Requirement: In the listing below, find every line with the string "strain" and pull it out.

• • • • • • •

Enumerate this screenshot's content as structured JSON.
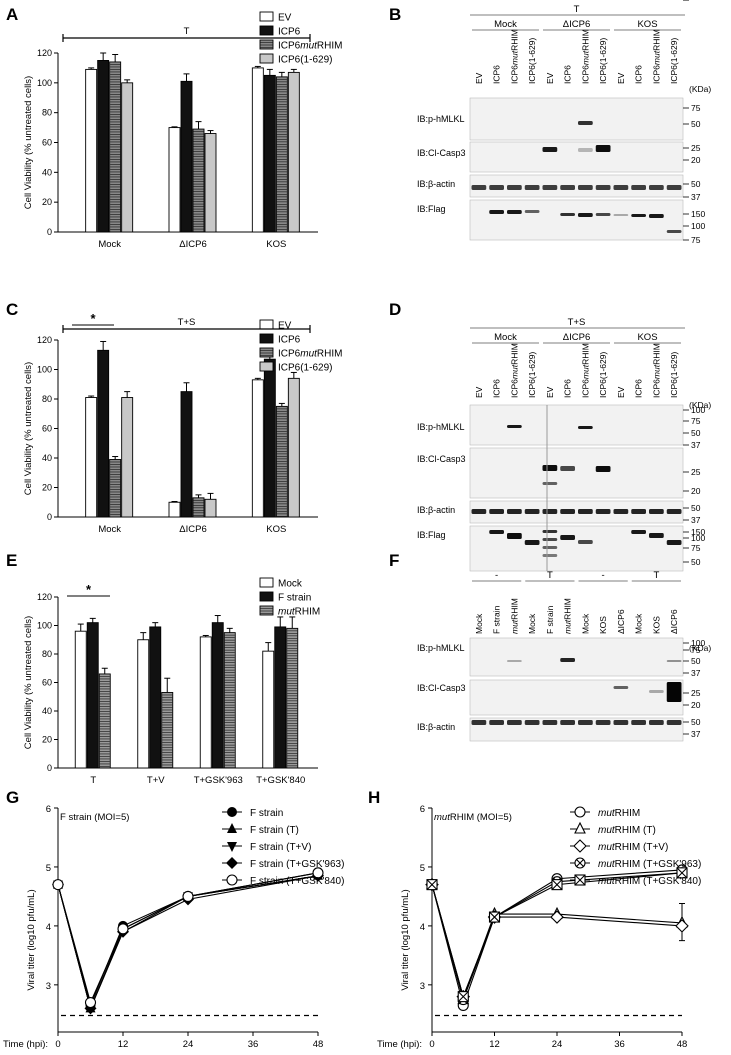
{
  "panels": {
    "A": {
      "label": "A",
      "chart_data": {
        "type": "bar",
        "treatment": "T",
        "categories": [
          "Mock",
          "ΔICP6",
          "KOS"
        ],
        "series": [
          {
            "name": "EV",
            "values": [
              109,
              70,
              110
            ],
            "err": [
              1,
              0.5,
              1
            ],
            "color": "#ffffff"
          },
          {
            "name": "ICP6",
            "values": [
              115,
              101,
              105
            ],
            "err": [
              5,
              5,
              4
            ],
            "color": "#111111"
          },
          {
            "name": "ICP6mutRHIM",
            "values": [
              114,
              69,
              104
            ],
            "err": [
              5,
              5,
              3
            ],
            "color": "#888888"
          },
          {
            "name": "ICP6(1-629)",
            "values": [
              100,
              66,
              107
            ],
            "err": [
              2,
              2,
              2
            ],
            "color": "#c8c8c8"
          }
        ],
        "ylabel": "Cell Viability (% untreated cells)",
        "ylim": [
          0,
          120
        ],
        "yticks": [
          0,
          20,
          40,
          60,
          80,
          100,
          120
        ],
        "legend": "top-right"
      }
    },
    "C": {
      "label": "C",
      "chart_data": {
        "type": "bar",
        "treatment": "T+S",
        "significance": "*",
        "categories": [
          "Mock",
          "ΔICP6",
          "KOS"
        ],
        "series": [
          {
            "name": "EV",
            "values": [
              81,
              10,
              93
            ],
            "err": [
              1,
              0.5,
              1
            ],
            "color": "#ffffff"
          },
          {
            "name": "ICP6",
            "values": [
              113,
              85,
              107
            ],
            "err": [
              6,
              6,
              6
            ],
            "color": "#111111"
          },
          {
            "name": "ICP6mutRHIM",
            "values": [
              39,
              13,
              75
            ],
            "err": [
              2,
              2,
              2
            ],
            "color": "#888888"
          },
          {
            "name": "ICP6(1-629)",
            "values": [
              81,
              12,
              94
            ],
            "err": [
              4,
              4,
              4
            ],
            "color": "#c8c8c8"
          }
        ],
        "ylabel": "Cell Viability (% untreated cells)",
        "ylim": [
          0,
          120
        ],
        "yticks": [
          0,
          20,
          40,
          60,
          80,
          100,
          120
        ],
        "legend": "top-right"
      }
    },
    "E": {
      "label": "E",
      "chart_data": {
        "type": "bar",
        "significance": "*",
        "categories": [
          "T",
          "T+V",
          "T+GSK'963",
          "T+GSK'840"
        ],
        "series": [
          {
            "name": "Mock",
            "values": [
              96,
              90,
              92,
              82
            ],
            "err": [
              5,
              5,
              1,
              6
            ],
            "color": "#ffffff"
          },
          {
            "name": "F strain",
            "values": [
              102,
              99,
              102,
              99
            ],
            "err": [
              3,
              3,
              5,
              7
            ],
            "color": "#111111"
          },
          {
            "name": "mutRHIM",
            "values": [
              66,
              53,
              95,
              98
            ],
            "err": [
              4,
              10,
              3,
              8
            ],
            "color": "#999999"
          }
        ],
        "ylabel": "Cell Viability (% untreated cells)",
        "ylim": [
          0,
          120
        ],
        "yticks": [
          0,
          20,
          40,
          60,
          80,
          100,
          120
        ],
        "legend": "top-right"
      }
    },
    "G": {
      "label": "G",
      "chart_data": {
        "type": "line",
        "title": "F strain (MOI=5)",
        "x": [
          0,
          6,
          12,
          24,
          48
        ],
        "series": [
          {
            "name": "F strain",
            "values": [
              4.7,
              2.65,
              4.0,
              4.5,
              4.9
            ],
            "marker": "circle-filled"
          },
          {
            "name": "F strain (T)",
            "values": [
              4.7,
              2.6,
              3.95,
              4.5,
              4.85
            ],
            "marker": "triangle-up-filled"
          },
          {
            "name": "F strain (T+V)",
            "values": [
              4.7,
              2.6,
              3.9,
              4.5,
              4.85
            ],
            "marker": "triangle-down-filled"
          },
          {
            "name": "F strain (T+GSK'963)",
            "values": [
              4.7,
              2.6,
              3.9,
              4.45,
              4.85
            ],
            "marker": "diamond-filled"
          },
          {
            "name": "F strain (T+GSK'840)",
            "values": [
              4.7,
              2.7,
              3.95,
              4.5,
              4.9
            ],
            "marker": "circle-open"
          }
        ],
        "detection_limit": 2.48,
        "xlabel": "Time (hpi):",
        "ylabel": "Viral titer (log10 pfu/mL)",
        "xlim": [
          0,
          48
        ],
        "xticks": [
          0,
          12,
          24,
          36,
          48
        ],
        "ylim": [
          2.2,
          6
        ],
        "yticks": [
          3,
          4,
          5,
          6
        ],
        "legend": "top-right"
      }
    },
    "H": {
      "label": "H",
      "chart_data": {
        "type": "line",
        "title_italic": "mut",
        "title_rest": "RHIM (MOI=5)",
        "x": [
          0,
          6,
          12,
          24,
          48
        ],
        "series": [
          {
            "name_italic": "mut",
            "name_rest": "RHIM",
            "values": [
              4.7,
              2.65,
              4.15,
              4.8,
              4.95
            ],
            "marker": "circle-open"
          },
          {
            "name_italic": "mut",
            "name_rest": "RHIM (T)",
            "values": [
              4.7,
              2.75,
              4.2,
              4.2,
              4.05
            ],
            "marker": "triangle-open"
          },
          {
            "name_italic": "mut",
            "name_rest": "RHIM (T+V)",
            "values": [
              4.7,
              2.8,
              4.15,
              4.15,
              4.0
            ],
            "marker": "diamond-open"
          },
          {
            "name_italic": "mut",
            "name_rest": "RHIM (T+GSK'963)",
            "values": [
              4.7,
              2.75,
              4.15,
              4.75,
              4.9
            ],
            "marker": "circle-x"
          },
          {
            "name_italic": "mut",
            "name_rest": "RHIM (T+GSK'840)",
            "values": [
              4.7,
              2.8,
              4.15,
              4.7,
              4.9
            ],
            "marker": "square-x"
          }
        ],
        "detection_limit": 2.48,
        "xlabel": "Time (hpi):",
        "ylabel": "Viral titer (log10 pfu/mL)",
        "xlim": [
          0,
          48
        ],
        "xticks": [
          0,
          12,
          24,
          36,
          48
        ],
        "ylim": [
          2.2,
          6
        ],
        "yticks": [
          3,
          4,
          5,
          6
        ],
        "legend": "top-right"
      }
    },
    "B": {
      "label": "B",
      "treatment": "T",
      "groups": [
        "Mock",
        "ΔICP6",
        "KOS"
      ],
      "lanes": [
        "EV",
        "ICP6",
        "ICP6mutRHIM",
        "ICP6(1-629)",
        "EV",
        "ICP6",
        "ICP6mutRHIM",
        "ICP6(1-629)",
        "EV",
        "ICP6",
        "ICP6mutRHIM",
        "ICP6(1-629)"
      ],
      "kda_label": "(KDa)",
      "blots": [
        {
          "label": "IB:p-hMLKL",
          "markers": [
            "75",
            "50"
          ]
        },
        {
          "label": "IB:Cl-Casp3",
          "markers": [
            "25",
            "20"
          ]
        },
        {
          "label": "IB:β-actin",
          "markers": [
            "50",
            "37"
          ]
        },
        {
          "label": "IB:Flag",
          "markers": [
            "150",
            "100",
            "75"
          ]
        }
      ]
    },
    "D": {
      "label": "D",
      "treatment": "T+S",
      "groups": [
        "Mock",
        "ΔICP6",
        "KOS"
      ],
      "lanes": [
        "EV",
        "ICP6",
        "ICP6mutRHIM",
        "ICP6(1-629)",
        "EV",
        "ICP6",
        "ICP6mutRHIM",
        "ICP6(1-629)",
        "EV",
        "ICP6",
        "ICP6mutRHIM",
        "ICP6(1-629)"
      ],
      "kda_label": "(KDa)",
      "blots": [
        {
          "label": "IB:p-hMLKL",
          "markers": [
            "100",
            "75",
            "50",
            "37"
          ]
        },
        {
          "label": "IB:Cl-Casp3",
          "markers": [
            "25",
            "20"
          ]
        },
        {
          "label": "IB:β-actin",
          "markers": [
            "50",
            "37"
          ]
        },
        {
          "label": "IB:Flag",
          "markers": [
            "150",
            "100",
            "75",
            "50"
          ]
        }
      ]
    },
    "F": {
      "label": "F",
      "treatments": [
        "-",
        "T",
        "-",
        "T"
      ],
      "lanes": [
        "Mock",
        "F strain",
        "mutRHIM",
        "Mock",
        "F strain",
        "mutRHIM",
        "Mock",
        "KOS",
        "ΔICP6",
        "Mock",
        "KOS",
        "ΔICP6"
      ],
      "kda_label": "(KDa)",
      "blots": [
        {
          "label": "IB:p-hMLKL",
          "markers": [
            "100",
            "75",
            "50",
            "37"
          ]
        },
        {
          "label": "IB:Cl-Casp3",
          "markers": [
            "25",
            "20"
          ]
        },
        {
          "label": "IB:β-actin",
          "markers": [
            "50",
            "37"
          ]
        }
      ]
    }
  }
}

• • • • • • •

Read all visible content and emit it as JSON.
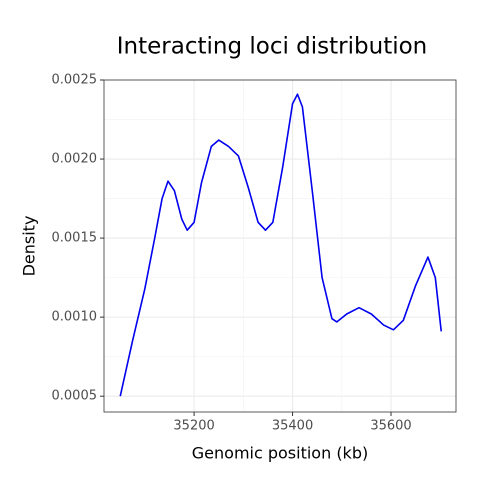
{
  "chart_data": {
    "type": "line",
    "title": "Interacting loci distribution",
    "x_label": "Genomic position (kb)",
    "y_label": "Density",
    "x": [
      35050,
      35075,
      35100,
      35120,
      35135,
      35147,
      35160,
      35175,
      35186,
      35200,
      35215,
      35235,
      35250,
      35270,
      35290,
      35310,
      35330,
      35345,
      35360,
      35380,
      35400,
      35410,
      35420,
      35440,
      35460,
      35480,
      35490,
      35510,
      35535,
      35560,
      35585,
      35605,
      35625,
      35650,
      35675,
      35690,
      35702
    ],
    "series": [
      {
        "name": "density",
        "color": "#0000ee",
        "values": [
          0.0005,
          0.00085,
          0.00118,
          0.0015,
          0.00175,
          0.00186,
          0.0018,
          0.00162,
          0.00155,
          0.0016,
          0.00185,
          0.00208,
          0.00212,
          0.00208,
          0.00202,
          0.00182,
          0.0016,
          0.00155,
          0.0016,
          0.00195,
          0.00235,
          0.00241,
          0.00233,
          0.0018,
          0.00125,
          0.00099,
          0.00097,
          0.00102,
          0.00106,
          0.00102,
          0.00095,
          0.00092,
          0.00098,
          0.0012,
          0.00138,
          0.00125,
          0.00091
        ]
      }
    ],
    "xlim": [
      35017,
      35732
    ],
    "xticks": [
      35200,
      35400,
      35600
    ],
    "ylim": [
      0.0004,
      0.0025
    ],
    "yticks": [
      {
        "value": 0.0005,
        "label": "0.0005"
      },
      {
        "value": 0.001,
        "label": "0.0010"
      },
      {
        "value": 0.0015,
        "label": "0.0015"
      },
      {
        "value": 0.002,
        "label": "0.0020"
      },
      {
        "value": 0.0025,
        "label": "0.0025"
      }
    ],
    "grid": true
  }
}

• • • • • • •

Task solution:
            "name": "F strain",
        "title": "F strain (MOI=5)",
            "name": "F strain",
            "name": "F strain (T)",
            "name": "F strain (T+V)",
            "name": "F strain (T+GSK'963)",
            "name": "F strain (T+GSK'840)",
        "F strain",
        "F strain",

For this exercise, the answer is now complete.